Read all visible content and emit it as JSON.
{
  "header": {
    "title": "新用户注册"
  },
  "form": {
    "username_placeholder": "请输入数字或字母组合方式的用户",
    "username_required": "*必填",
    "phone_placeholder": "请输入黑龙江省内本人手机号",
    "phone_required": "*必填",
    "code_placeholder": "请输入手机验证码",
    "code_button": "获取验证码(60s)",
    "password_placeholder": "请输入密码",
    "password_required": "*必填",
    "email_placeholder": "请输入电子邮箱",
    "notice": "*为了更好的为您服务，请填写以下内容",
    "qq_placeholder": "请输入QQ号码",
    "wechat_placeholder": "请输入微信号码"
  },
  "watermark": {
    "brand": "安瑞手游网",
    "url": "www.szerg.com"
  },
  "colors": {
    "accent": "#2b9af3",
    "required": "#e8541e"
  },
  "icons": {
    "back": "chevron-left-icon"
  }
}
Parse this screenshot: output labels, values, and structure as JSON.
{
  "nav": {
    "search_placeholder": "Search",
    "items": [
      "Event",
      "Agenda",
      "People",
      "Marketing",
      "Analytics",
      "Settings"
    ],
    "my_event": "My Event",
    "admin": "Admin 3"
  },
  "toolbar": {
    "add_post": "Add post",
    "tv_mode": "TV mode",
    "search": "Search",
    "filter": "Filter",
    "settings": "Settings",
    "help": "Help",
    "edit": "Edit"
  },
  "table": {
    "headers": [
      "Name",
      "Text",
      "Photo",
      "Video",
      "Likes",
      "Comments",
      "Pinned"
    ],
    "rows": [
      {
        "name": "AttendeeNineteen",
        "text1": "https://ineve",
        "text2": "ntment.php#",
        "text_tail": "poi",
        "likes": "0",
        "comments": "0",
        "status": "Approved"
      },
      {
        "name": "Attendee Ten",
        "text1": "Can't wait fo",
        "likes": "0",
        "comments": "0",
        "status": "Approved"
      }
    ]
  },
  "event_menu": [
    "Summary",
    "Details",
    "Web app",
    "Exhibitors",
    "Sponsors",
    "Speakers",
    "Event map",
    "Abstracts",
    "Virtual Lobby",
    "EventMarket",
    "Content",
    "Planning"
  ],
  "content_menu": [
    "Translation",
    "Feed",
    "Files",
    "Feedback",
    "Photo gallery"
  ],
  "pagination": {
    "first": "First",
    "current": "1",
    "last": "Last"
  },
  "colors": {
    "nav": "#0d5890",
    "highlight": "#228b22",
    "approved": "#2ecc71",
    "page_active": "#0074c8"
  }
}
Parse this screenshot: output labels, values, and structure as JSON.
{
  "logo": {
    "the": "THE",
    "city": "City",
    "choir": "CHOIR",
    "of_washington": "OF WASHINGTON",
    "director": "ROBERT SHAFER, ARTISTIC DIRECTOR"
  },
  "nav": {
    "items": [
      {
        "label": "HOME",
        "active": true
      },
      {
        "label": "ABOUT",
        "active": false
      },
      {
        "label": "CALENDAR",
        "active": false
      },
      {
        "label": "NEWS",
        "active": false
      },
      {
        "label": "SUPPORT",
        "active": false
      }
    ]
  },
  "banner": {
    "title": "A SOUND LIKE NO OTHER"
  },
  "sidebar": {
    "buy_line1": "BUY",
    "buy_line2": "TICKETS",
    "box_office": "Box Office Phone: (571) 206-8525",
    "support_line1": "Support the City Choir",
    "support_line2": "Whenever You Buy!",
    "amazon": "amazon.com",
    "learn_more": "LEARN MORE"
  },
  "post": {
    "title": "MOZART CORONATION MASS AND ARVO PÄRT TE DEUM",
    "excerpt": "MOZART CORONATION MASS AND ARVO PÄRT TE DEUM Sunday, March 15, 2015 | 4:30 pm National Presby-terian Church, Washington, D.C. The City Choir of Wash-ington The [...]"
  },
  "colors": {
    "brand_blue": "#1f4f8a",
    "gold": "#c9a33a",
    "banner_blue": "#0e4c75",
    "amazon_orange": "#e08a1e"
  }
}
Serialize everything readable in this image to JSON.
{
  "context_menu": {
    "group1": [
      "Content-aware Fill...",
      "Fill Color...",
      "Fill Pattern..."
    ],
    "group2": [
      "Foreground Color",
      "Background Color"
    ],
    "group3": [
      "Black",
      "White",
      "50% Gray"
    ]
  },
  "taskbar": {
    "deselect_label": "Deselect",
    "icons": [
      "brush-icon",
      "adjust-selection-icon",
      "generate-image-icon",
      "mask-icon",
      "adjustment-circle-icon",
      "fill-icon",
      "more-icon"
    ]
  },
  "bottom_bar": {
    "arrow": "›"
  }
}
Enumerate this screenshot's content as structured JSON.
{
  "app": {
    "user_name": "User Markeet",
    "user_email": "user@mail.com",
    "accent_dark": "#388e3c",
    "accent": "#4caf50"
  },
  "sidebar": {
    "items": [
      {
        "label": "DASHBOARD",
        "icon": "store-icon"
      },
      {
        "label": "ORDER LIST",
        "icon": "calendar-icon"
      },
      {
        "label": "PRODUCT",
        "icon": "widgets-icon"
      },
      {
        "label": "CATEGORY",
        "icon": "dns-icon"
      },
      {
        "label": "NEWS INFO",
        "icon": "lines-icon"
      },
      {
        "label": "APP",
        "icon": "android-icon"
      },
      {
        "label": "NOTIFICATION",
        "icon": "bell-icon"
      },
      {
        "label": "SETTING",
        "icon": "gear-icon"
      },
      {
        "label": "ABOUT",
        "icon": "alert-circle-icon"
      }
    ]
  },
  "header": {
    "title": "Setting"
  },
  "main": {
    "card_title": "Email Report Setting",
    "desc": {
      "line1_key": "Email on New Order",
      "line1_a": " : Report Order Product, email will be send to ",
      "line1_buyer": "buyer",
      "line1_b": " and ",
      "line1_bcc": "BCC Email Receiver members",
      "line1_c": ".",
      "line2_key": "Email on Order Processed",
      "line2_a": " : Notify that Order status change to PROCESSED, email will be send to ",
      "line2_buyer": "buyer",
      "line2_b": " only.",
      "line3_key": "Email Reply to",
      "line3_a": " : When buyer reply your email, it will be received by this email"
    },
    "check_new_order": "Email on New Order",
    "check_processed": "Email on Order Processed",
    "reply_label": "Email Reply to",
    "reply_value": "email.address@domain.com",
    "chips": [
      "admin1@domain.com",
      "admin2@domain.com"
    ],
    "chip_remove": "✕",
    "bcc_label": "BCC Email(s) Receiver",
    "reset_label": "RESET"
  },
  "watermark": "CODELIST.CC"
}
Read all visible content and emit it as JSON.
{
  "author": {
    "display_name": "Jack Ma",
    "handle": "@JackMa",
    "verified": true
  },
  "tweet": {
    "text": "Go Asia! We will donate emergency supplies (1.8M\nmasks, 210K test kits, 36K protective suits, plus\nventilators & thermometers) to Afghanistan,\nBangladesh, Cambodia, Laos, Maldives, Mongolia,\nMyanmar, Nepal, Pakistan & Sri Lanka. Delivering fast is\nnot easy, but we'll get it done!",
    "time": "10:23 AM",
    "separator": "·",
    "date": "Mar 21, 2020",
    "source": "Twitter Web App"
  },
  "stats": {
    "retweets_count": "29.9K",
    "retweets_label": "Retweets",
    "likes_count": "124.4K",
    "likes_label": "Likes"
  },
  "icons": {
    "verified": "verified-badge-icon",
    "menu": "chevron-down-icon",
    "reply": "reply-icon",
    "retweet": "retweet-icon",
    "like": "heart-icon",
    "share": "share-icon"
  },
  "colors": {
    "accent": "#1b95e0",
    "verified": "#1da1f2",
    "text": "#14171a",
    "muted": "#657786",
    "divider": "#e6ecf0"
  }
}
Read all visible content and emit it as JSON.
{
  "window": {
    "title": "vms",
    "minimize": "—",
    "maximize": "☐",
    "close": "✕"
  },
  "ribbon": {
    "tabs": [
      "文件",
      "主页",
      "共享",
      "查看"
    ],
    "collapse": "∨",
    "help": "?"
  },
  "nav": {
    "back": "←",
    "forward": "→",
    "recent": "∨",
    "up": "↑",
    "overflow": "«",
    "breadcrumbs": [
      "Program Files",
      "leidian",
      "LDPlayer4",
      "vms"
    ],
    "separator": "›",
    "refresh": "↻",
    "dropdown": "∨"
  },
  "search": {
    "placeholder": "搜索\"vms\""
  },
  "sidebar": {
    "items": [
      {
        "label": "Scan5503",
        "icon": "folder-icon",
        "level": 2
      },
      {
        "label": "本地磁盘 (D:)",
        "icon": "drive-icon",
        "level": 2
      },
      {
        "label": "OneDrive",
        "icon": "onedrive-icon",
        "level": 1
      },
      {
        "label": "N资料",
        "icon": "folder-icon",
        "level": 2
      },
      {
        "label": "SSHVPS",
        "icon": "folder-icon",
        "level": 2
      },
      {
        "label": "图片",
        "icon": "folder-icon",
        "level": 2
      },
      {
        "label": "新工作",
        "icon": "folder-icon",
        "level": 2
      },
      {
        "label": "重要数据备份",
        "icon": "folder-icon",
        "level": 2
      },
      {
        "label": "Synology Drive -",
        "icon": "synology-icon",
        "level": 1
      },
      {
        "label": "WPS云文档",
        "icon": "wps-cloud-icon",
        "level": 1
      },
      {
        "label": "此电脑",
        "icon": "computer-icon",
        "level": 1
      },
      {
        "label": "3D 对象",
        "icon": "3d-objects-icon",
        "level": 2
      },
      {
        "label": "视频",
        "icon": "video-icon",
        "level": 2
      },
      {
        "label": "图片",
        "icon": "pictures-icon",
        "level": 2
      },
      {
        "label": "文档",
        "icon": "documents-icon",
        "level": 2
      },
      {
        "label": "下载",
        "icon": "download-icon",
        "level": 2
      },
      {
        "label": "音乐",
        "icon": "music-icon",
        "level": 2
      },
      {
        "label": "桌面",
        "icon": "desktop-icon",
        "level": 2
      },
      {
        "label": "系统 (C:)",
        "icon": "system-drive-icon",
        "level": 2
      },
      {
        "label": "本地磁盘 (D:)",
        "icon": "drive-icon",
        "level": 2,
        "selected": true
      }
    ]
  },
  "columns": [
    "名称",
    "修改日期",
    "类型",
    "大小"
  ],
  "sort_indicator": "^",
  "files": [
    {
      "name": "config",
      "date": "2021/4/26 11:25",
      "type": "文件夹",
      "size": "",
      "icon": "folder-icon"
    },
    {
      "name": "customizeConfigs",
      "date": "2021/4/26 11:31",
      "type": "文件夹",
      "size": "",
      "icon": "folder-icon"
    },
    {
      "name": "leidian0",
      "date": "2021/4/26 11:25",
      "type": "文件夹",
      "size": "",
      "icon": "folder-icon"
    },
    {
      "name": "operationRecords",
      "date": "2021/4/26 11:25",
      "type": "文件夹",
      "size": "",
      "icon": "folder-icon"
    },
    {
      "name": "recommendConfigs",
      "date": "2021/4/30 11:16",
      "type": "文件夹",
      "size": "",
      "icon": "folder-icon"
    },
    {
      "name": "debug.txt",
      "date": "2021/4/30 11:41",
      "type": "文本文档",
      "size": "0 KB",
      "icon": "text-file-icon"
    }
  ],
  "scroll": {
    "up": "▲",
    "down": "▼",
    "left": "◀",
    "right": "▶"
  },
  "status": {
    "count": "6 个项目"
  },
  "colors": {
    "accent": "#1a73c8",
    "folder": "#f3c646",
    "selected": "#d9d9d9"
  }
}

**WHAT YOU WILL DO**
Where a line contains the string "circle", extract that line.

**EXERCISE ANSWER**
      "adjustment-circle-icon",
        "icon": "alert-circle-icon"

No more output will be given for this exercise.